--- SET EXERCISE ---
Pull out the lines from the one containing "Extract the structured data from this chart" through the final line of the listing below and repeat them exactly. Leave the pictures behind.

--- RECORDS SUPPLIED ---

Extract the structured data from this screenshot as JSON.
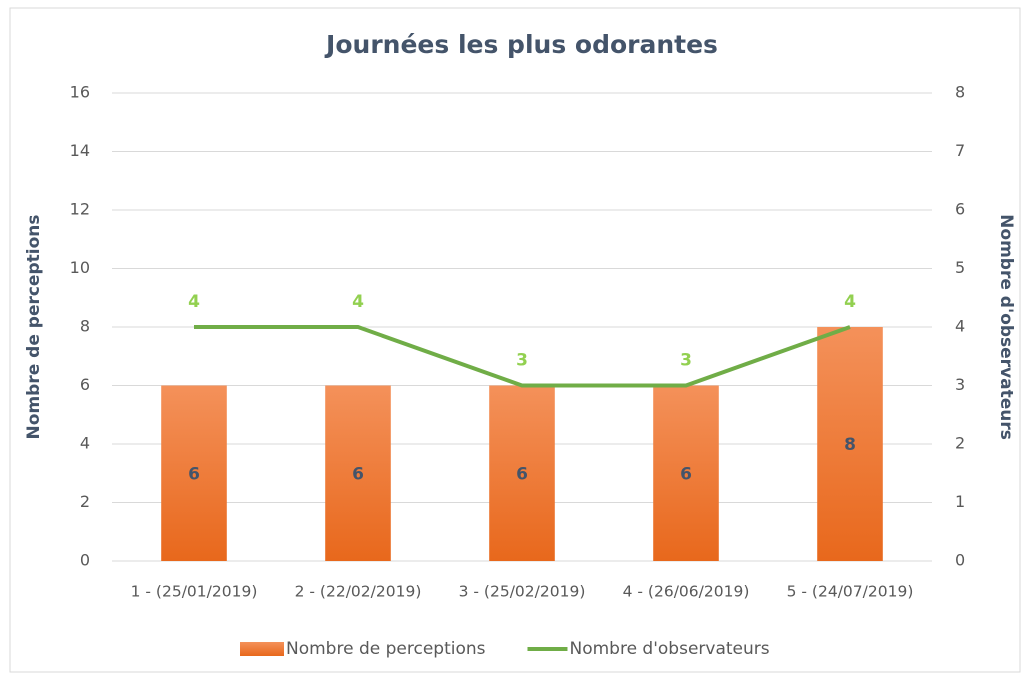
{
  "chart_data": {
    "type": "bar-line",
    "title": "Journées les plus odorantes",
    "ylabel": "Nombre de perceptions",
    "y2label": "Nombre d'observateurs",
    "categories": [
      "1 - (25/01/2019)",
      "2 - (22/02/2019)",
      "3 - (25/02/2019)",
      "4 - (26/06/2019)",
      "5 - (24/07/2019)"
    ],
    "series": [
      {
        "name": "Nombre de perceptions",
        "type": "bar",
        "color": "#ed7d31",
        "values": [
          6,
          6,
          6,
          6,
          8
        ]
      },
      {
        "name": "Nombre d'observateurs",
        "type": "line",
        "axis": "y2",
        "color": "#70ad47",
        "values": [
          4,
          4,
          3,
          3,
          4
        ]
      }
    ],
    "ylim": [
      0,
      16
    ],
    "yticks": [
      0,
      2,
      4,
      6,
      8,
      10,
      12,
      14,
      16
    ],
    "y2lim": [
      0,
      8
    ],
    "y2ticks": [
      0,
      1,
      2,
      3,
      4,
      5,
      6,
      7,
      8
    ],
    "grid": true,
    "legend": "bottom"
  }
}
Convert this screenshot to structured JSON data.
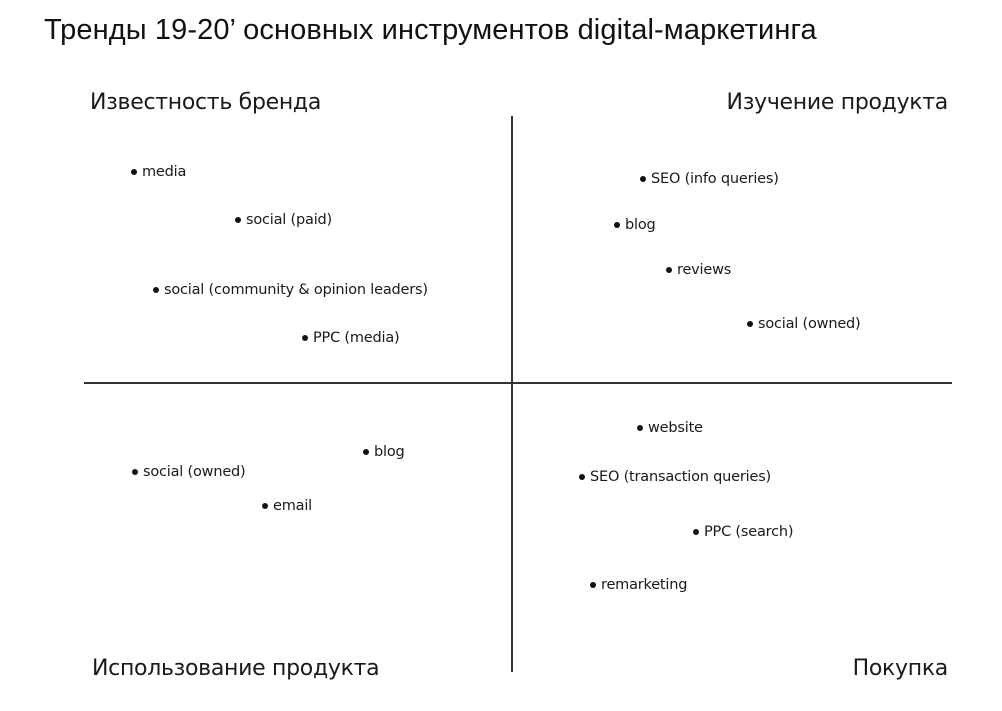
{
  "title": "Тренды 19-20’ основных инструментов digital-маркетинга",
  "quadrants": {
    "top_left": {
      "label": "Известность бренда",
      "items": [
        "media",
        "social (paid)",
        "social (community & opinion leaders)",
        "PPC (media)"
      ]
    },
    "top_right": {
      "label": "Изучение продукта",
      "items": [
        "SEO (info queries)",
        "blog",
        "reviews",
        "social (owned)"
      ]
    },
    "bottom_left": {
      "label": "Использование продукта",
      "items": [
        "blog",
        "social (owned)",
        "email"
      ]
    },
    "bottom_right": {
      "label": "Покупка",
      "items": [
        "website",
        "SEO (transaction queries)",
        "PPC (search)",
        "remarketing"
      ]
    }
  }
}
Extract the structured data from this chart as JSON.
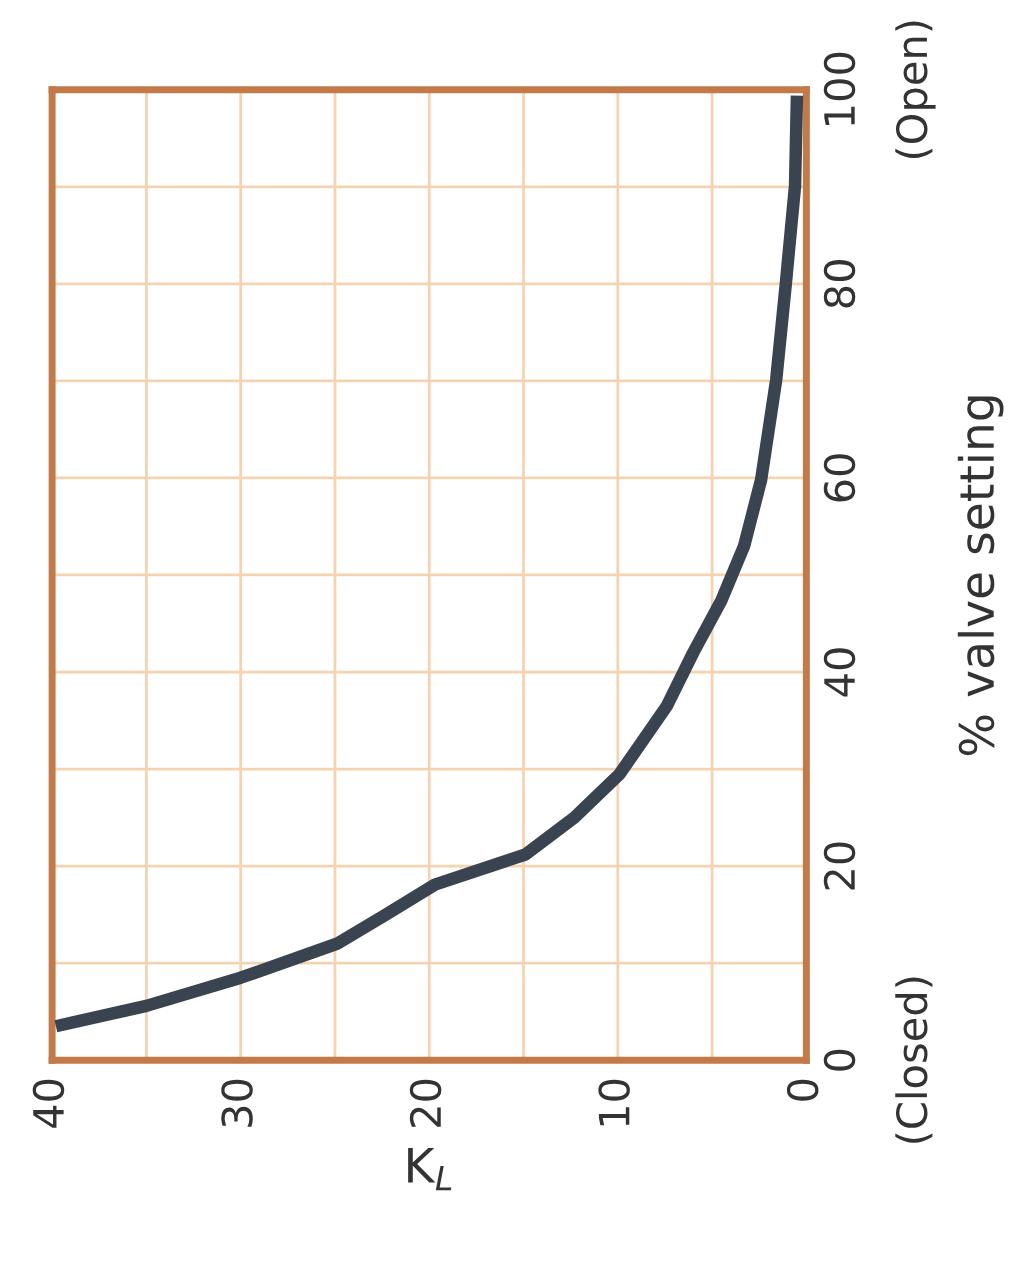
{
  "chart_data": {
    "type": "line",
    "xlabel": "K$_{L}$",
    "ylabel": "% valve setting",
    "x": [
      39.8,
      35.0,
      30.0,
      24.9,
      22.3,
      19.7,
      14.9,
      12.3,
      9.9,
      7.4,
      6.0,
      4.5,
      3.3,
      2.4,
      1.6,
      1.1,
      0.6,
      0.5
    ],
    "series": [
      {
        "color": "#3a4350",
        "values": [
          3.5,
          5.6,
          8.5,
          12.0,
          15.0,
          18.1,
          21.2,
          25.0,
          29.5,
          36.5,
          42.0,
          47.4,
          53.0,
          59.8,
          70.1,
          79.8,
          90.1,
          99.4
        ]
      }
    ],
    "xlim": [
      40,
      0
    ],
    "xticks": [
      40,
      {
        "value": 35,
        "label": null
      },
      30,
      {
        "value": 25,
        "label": null
      },
      20,
      {
        "value": 15,
        "label": null
      },
      10,
      {
        "value": 5,
        "label": null
      },
      0
    ],
    "ylim": [
      0,
      100
    ],
    "yticks": [
      0,
      {
        "value": 10,
        "label": null
      },
      20,
      {
        "value": 30,
        "label": null
      },
      40,
      {
        "value": 50,
        "label": null
      },
      60,
      {
        "value": 70,
        "label": null
      },
      80,
      {
        "value": 90,
        "label": null
      },
      100
    ],
    "annotations": [
      "(Closed)",
      "(Open)"
    ],
    "grid": true,
    "marker": "none",
    "line_style": "solid"
  }
}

--- RIGHT ANSWER ---
Extract the structured data from this chart as JSON.
{
  "chart_data": {
    "type": "line",
    "xlabel": "K$_{L}$",
    "ylabel": "% valve setting",
    "x": [
      39.8,
      35.0,
      30.0,
      24.9,
      22.3,
      19.7,
      14.9,
      12.3,
      9.9,
      7.4,
      6.0,
      4.5,
      3.3,
      2.4,
      1.6,
      1.1,
      0.6,
      0.5
    ],
    "series": [
      {
        "color": "#3a4350",
        "values": [
          3.5,
          5.6,
          8.5,
          12.0,
          15.0,
          18.1,
          21.2,
          25.0,
          29.5,
          36.5,
          42.0,
          47.4,
          53.0,
          59.8,
          70.1,
          79.8,
          90.1,
          99.4
        ]
      }
    ],
    "xlim": [
      40,
      0
    ],
    "xticks": [
      40,
      {
        "value": 35,
        "label": null
      },
      30,
      {
        "value": 25,
        "label": null
      },
      20,
      {
        "value": 15,
        "label": null
      },
      10,
      {
        "value": 5,
        "label": null
      },
      0
    ],
    "ylim": [
      0,
      100
    ],
    "yticks": [
      0,
      {
        "value": 10,
        "label": null
      },
      20,
      {
        "value": 30,
        "label": null
      },
      40,
      {
        "value": 50,
        "label": null
      },
      60,
      {
        "value": 70,
        "label": null
      },
      80,
      {
        "value": 90,
        "label": null
      },
      100
    ],
    "annotations": [
      "(Closed)",
      "(Open)"
    ],
    "grid": true,
    "marker": "none",
    "line_style": "solid"
  }
}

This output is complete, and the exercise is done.